>>>

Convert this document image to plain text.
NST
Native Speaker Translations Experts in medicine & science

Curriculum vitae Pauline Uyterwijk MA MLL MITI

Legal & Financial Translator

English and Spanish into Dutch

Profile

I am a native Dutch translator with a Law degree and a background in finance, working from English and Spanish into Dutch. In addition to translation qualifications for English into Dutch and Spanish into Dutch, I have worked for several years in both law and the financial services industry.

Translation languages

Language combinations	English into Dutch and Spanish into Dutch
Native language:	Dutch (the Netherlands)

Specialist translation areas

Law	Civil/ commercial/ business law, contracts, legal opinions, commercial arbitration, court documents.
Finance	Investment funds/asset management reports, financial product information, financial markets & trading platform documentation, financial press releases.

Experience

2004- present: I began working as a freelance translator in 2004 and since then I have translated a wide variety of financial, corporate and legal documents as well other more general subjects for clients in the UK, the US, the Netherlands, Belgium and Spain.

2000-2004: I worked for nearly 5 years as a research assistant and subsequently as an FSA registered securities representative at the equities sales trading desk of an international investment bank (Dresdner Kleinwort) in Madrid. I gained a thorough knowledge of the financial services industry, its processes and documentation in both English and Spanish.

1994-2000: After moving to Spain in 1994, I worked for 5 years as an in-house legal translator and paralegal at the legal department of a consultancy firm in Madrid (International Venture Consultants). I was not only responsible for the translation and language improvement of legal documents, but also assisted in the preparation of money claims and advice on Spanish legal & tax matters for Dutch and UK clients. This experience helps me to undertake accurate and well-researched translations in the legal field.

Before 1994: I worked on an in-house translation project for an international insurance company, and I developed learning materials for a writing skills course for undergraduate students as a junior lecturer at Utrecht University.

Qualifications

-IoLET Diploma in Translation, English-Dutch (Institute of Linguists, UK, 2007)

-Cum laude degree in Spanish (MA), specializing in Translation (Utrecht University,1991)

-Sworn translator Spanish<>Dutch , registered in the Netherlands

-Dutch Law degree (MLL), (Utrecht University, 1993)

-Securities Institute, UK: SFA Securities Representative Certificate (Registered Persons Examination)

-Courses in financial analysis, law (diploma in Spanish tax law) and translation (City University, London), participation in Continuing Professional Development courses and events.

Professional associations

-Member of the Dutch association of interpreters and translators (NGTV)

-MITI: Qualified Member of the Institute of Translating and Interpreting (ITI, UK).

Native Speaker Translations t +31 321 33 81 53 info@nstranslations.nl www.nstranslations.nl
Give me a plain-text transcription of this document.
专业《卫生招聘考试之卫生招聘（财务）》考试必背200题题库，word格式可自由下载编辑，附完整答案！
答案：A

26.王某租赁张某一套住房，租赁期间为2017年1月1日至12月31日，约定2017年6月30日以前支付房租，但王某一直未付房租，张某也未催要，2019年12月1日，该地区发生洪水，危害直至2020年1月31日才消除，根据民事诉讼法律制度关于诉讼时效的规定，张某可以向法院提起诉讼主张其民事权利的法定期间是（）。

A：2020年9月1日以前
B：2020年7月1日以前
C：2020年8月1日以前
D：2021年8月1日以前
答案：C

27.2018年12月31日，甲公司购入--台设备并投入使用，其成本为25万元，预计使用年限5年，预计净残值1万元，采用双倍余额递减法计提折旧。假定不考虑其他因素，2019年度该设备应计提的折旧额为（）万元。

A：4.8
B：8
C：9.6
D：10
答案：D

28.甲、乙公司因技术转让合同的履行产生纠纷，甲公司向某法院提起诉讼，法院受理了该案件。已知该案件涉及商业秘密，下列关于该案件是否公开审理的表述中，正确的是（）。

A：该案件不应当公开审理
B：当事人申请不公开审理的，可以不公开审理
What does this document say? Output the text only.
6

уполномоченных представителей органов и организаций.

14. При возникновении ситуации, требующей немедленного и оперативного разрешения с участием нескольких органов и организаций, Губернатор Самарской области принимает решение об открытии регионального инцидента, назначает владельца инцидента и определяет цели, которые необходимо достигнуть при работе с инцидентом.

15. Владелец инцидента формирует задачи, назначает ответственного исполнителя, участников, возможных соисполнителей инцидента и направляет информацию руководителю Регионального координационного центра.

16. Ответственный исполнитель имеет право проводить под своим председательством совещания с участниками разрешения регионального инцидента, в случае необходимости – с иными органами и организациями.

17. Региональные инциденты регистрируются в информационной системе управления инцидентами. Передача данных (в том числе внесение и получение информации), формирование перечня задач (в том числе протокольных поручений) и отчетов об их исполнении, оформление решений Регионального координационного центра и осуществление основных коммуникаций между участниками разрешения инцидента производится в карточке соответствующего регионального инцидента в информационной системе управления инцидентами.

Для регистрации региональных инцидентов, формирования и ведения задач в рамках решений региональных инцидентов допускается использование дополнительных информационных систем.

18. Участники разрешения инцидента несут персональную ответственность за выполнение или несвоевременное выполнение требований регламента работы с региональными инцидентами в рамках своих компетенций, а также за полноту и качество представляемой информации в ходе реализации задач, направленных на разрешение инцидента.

<<<

Aim of the exercise >> Search the lines above for the string "Member", then show every one that has it.

Final result >>
-Member of the Dutch association of interpreters and translators (NGTV)
-MITI: Qualified Member of the Institute of Translating and Interpreting (ITI, UK).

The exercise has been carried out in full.